- THE PROBLEM -
Report every line from the material that contains the word "name".

Extracts from a graphics dataset:
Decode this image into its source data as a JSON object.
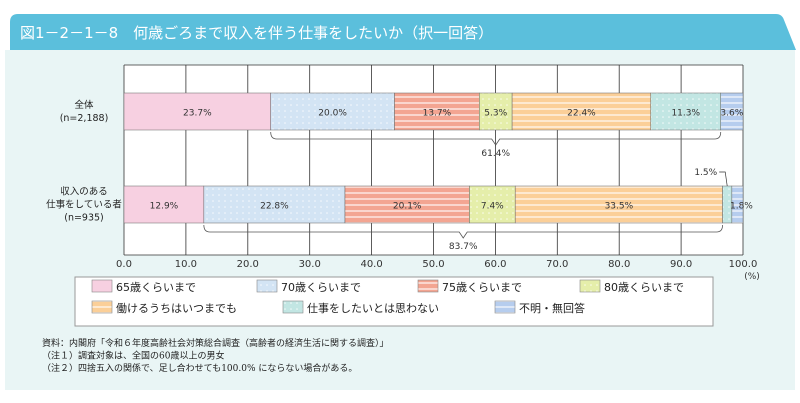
{
  "title": "図1－2－1－8　何歳ごろまで収入を伴う仕事をしたいか（択一回答）",
  "chart_data": {
    "type": "bar",
    "orientation": "horizontal",
    "stacked": true,
    "title": "図1－2－1－8　何歳ごろまで収入を伴う仕事をしたいか（択一回答）",
    "xlim": [
      0,
      100
    ],
    "xticks": [
      "0.0",
      "10.0",
      "20.0",
      "30.0",
      "40.0",
      "50.0",
      "60.0",
      "70.0",
      "80.0",
      "90.0",
      "100.0"
    ],
    "xunit": "(%)",
    "grid": true,
    "legend_placement": "bottom",
    "categories": [
      {
        "label1": "全体",
        "label2": "",
        "label3": "(n=2,188)"
      },
      {
        "label1": "収入のある",
        "label2": "仕事をしている者",
        "label3": "(n=935)"
      }
    ],
    "series": [
      {
        "name": "65歳くらいまで",
        "values": [
          23.7,
          12.9
        ],
        "labels": [
          "23.7%",
          "12.9%"
        ],
        "color": "#f7d0e1",
        "pattern": "solid"
      },
      {
        "name": "70歳くらいまで",
        "values": [
          20.0,
          22.8
        ],
        "labels": [
          "20.0%",
          "22.8%"
        ],
        "color": "#d3e4f4",
        "pattern": "dots"
      },
      {
        "name": "75歳くらいまで",
        "values": [
          13.7,
          20.1
        ],
        "labels": [
          "13.7%",
          "20.1%"
        ],
        "color": "#f3a592",
        "pattern": "stripes"
      },
      {
        "name": "80歳くらいまで",
        "values": [
          5.3,
          7.4
        ],
        "labels": [
          "5.3%",
          "7.4%"
        ],
        "color": "#e5eeaa",
        "pattern": "dots"
      },
      {
        "name": "働けるうちはいつまでも",
        "values": [
          22.4,
          33.5
        ],
        "labels": [
          "22.4%",
          "33.5%"
        ],
        "color": "#fbcf98",
        "pattern": "stripes"
      },
      {
        "name": "仕事をしたいとは思わない",
        "values": [
          11.3,
          1.5
        ],
        "labels": [
          "11.3%",
          "1.5%"
        ],
        "color": "#c2e6e3",
        "pattern": "dots"
      },
      {
        "name": "不明・無回答",
        "values": [
          3.6,
          1.8
        ],
        "labels": [
          "3.6%",
          "1.8%"
        ],
        "color": "#b6cdee",
        "pattern": "stripes"
      }
    ],
    "annotations": [
      {
        "row": 0,
        "from_series": 1,
        "to_series": 5,
        "label": "61.4%"
      },
      {
        "row": 1,
        "from_series": 1,
        "to_series": 4,
        "label": "83.7%"
      }
    ]
  },
  "notes": [
    "資料：内閣府「令和６年度高齢社会対策総合調査（高齢者の経済生活に関する調査）」",
    "（注１）調査対象は、全国の60歳以上の男女",
    "（注２）四捨五入の関係で、足し合わせても100.0% にならない場合がある。"
  ]
}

- REPLY -
        "name": "65歳くらいまで",
        "name": "70歳くらいまで",
        "name": "75歳くらいまで",
        "name": "80歳くらいまで",
        "name": "働けるうちはいつまでも",
        "name": "仕事をしたいとは思わない",
        "name": "不明・無回答",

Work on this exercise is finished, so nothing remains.